Document:
Dimensional models are usually built on aggregate data rather than contain every detailed transaction from the source. Think of Sales analysis over the following hierarchies: Products, Sales channels, Customer Types, Locations, Time — These are Dimensions and sales transactions are Facts. In Dimensional model you analyze Facts over the combination of Dimensions. It is usual to have facts as daily (or hourly) summaries over lowest dimensional hierarchy levels. Dimensional concepts have been explained in great detail in a well-known book by Bill Inmon — the father of data warehousing [3].

The second capability is a proper data integration toolset that orchestrates all the data transformations. Centralizing ETL jobs in a specialized tool has many advantages over spreading across different systems in the long run. Technically you can build transformation even using shell scripts running Python, however, if you look at architectural concerns each of them will be negatively impacted so it’s not the way and I’m ruling that option out.

Cloud Analytics — Enterprise Level Non-Real Time Solution Conceptual Architecture

3.2. Technology Architecture

Attunity (Qlik) have developed a very niche product that gained popularity over recent years. It’s a set of tools to essentially move (Attunity Replicate) [4] and transform (Attunity Compose) the data [5]. These tools are standing out of others by intuitive interface, simplicity and wide range of ready connectors.

Technology Stack: SAP ERP, Qlik Attunity Replicate and Compose, AWS S3, AWS Redshift (or Snowflake), Tableau

For an analytic database, I’ve picked native AWS Redshift. There are no major blockers to pick Snowflake that has growing popularity. So far I haven’t seen proper performance and cost comparison across a range of use-cases so will keep it as an option here.

Cloud Analytics — Enterprise Level Non-Real Time Solution Technology Architecture

Replicate needs to be located close to data sources. It collects database changelogs, packs them into small compressed files and sends to S3 over encrypted TLS channel. Alternatively, it can publish to Kafka topic but that would be if we need to introduce real-time analysis capabilities.

Compose is essentially a visual pipeline designer. It can integrate with a range of source and target database systems. For our specific use-case, I’m using EMR cluster for Compose to get data from S3.

Main tasks for Compose are to:

transform the data from relational into a dimensional model for fast analytic queries (e.g. compare 5-year monthly sales data across regions and customer types — should be done in seconds not minutes),
take only what’s needed and leave unnecessary details behind,
consolidate and enrich data sets
create specialized data presentation (materialized views) for different roles of users (basic design principle of “need to know”)

How it works: Data Designer using Compose interface defines transformations, then Compose creates target tables in Redshift and starts loading the data. Once data has landed to Redshift you can start enjoying Tableau.

Records:
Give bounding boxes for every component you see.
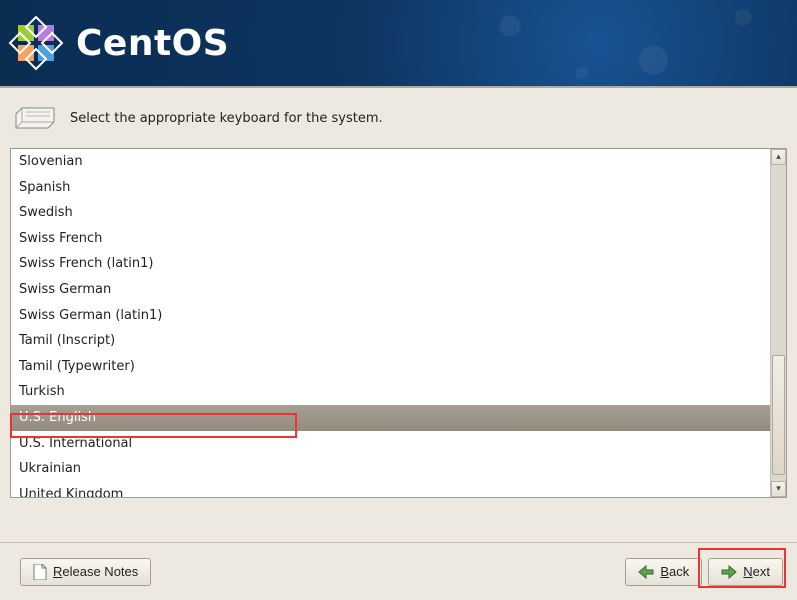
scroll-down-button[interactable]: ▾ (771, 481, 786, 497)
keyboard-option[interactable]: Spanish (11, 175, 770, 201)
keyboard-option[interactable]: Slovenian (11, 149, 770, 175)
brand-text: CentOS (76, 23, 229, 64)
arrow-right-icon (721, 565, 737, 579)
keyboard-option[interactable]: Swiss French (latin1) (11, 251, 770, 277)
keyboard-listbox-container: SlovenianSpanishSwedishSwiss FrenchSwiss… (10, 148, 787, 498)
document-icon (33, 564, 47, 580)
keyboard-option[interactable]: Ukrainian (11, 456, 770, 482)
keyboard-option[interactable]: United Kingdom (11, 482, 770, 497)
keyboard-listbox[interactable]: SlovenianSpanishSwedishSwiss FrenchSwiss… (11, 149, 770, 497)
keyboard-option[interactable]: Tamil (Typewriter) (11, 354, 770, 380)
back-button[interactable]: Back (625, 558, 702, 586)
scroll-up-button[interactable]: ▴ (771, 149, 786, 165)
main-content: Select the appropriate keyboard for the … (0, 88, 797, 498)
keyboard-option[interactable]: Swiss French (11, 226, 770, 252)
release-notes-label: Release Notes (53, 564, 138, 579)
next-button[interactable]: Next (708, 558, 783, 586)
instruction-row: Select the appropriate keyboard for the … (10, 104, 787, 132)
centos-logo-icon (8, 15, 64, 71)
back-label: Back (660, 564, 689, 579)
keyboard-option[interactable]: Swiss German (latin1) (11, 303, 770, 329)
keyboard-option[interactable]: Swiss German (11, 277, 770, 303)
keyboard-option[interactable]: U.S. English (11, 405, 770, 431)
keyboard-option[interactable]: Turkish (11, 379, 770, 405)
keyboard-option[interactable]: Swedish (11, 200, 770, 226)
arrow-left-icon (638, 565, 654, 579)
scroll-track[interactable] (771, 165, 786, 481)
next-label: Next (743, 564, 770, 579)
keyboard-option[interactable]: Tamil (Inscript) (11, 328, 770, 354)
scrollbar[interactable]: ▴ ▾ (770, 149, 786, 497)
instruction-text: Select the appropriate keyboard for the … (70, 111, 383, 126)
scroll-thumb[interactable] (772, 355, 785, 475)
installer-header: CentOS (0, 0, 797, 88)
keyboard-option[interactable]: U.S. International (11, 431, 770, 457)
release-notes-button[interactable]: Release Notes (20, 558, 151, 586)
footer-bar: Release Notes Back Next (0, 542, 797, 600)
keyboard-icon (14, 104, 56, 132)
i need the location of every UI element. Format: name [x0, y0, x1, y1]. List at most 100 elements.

Short task: According to the cloud analytics article, what does Replicate do with the data it collects before it reaches S3? The listing has no connection to the cloud analytics article.

Task output: It collects database changelogs, packs them into small compressed files and sends them to S3 over an encrypted TLS channel.